After the Mormon exodus to Utah, anti-Mormonism took on much more ideological and partisan dimensions. It was no longer simply about conflicts between Mormons and their non-Mormon neighbors, or the suspicion that Mormon leaders were perpetrating a fraud. Anti-Mormonism became a foundational crusade for the fledgling Republican Party, which associated polygamy with slavery. Republican Party anti-Mormonism united Whig and nativist demands that religious minorities be “Americanized” with feminist and liberal concerns about the captivity to which Mormon women were supposedly subjected. Just as importantly, the Mormons during this period occupied a vast and otherwise largely unoccupied territory in the west, which brought them into direct conflict with the federal state. From the 1850s to the 1880s, the increasingly autonomous Mormon polity in the west posed a threat to a succession of American state-building projects.

This chapter examines the federal response to Mormonism between 1847 and 1896, with a particular focus on the Edmunds Act of 1882, which I analyze through both congressional debates and voting patterns. There are several reasons for focusing on Edmunds in particular, the most important of which is that it is a rare example of a democratic government voting explicitly to deprive one section of the population of its political rights. The extensive debates around the act allow us to reconstruct the rationale for state repression, while the voting record gives us an idea of the incentives of individual legislators to support or oppose repression. The Edmunds Act also poses an important puzzle: Why did so many Democrats support the Republican anti-Mormon agenda, even when it would hurt Democrats electorally?

Layout records

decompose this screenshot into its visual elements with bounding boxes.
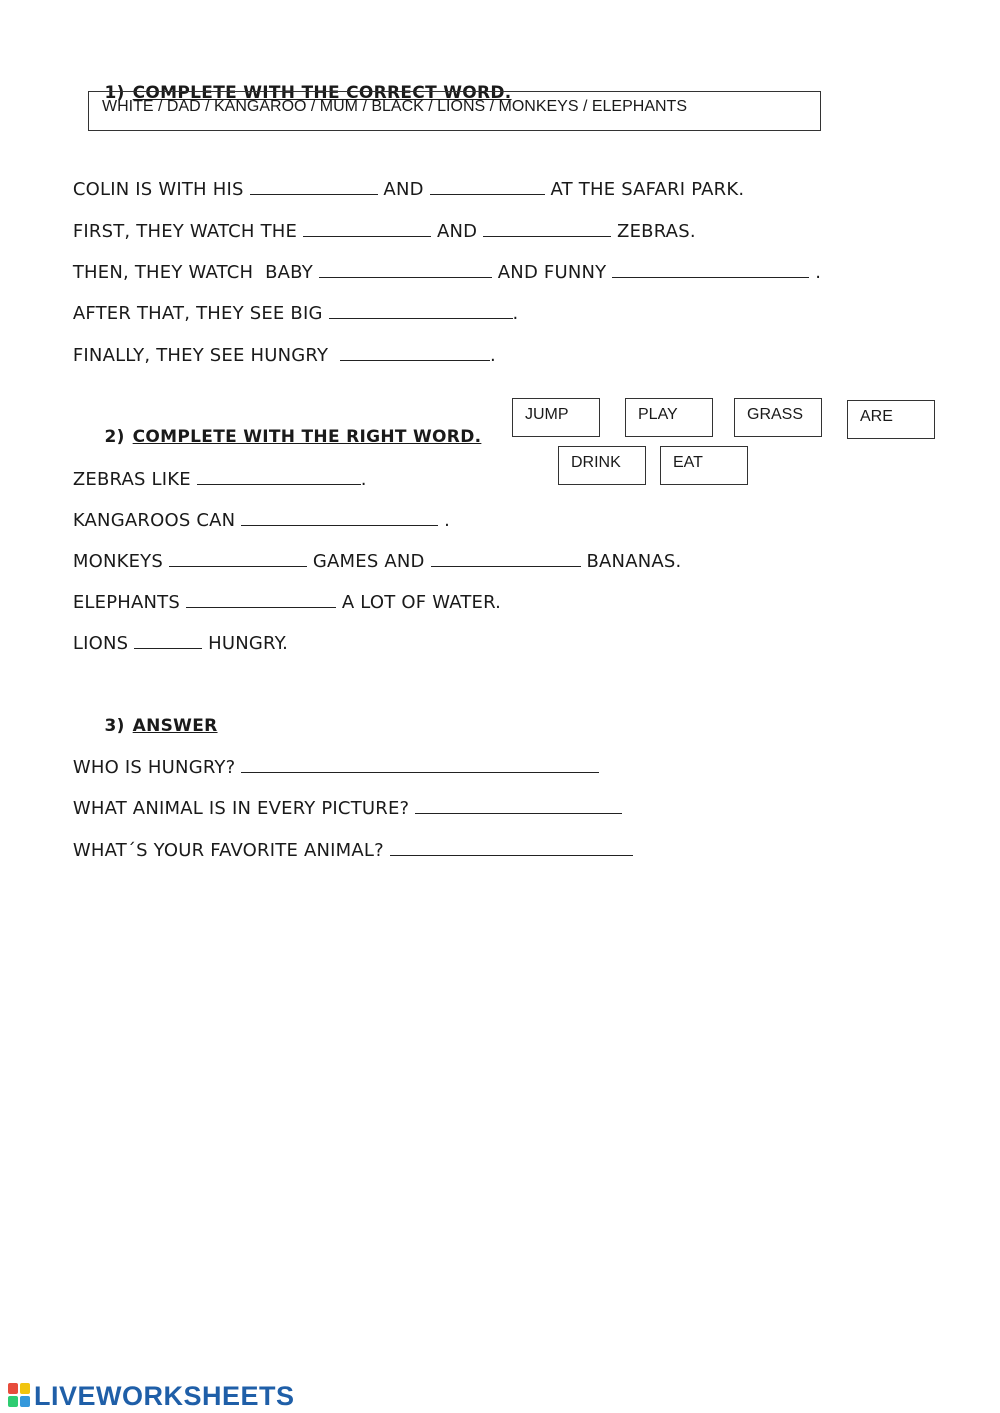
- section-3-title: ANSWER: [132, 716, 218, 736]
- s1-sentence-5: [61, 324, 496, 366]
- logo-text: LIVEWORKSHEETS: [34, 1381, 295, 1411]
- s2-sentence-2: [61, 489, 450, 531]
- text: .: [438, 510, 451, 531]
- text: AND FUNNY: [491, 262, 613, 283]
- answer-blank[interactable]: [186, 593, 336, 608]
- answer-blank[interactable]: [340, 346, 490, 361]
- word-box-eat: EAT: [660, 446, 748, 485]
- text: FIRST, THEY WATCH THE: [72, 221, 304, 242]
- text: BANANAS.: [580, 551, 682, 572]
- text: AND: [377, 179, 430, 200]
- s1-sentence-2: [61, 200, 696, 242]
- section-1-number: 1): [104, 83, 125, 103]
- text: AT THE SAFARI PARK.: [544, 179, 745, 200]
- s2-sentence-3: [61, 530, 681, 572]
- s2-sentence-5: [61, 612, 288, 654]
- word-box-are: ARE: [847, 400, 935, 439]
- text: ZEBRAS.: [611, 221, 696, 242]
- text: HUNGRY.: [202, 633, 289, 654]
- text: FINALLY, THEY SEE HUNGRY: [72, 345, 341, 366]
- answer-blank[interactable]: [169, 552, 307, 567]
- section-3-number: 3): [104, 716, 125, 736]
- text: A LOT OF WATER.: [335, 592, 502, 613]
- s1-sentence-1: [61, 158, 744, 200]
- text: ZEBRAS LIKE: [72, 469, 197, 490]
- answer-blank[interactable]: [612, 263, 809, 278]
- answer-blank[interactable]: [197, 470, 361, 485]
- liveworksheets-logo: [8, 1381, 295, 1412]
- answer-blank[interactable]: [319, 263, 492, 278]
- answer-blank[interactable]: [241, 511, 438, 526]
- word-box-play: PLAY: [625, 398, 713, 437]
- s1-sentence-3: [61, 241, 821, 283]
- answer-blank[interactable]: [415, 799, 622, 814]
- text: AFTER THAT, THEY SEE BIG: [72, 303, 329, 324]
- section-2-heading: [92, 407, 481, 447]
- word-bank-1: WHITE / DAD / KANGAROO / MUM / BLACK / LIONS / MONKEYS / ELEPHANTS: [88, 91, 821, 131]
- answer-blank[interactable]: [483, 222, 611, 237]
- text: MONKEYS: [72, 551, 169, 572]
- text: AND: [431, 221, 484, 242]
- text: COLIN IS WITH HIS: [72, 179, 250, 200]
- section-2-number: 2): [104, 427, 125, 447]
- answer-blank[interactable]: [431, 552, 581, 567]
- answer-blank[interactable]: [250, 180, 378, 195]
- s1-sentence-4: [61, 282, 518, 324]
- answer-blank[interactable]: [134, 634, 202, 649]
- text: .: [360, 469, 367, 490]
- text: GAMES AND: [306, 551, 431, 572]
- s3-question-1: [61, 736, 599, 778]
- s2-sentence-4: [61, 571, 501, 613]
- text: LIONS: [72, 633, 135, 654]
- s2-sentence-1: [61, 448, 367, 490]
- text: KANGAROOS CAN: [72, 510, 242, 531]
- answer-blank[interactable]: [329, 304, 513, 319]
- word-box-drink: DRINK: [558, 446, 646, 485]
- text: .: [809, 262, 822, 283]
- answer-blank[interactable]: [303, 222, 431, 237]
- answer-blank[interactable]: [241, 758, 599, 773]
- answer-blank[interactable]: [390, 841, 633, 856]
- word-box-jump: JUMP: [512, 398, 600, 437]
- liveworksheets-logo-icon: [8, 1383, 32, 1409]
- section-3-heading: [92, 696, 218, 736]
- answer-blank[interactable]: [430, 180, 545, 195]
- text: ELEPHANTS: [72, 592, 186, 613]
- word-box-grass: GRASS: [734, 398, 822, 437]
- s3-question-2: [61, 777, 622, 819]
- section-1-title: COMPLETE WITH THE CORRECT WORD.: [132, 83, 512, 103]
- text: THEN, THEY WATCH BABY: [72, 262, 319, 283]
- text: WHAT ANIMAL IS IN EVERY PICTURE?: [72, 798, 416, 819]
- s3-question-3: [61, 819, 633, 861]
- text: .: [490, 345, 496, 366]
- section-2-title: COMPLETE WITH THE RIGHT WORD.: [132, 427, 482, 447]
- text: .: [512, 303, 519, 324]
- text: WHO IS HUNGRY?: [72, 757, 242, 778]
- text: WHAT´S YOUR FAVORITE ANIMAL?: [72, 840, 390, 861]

- _Tasks to perform_:
- A) Quote the passage on anti-Mormonism in full, word for word.
- B) In the layout records, reproduce the stretch from the line containing "- section-3-title: ANSWER: [132, 716, 218, 736]" through the line containing "- text: BANANAS.: [580, 551, 682, 572]", swapping "FUNNY" for "SILLY" and leaving everything else as it is. Give only those lines.
The passage on anti-Mormonism and the layout records are two separate pieces of material.

- _The solutions_:
- A)
After the Mormon exodus to Utah, anti-Mormonism took on much more ideological and partisan dimensions. It was no longer simply about conflicts between Mormons and their non-Mormon neighbors, or the suspicion that Mormon leaders were perpetrating a fraud. Anti-Mormonism became a foundational crusade for the fledgling Republican Party, which associated polygamy with slavery. Republican Party anti-Mormonism united Whig and nativist demands that religious minorities be “Americanized” with feminist and liberal concerns about the captivity to which Mormon women were supposedly subjected. Just as importantly, the Mormons during this period occupied a vast and otherwise largely unoccupied territory in the west, which brought them into direct conflict with the federal state. From the 1850s to the 1880s, the increasingly autonomous Mormon polity in the west posed a threat to a succession of American state-building projects.

This chapter examines the federal response to Mormonism between 1847 and 1896, with a particular focus on the Edmunds Act of 1882, which I analyze through both congressional debates and voting patterns. There are several reasons for focusing on Edmunds in particular, the most important of which is that it is a rare example of a democratic government voting explicitly to deprive one section of the population of its political rights. The extensive debates around the act allow us to reconstruct the rationale for state repression, while the voting record gives us an idea of the incentives of individual legislators to support or oppose repression. The Edmunds Act also poses an important puzzle: Why did so many Democrats support the Republican anti-Mormon agenda, even when it would hurt Democrats electorally?

- B)
- section-3-title: ANSWER: [132, 716, 218, 736]
- s1-sentence-5: [61, 324, 496, 366]
- logo-text: LIVEWORKSHEETS: [34, 1381, 295, 1411]
- s2-sentence-2: [61, 489, 450, 531]
- text: .: [438, 510, 451, 531]
- text: AND SILLY: [491, 262, 613, 283]
- answer-blank[interactable]: [186, 593, 336, 608]
- answer-blank[interactable]: [340, 346, 490, 361]
- word-box-eat: EAT: [660, 446, 748, 485]
- text: FIRST, THEY WATCH THE: [72, 221, 304, 242]
- text: BANANAS.: [580, 551, 682, 572]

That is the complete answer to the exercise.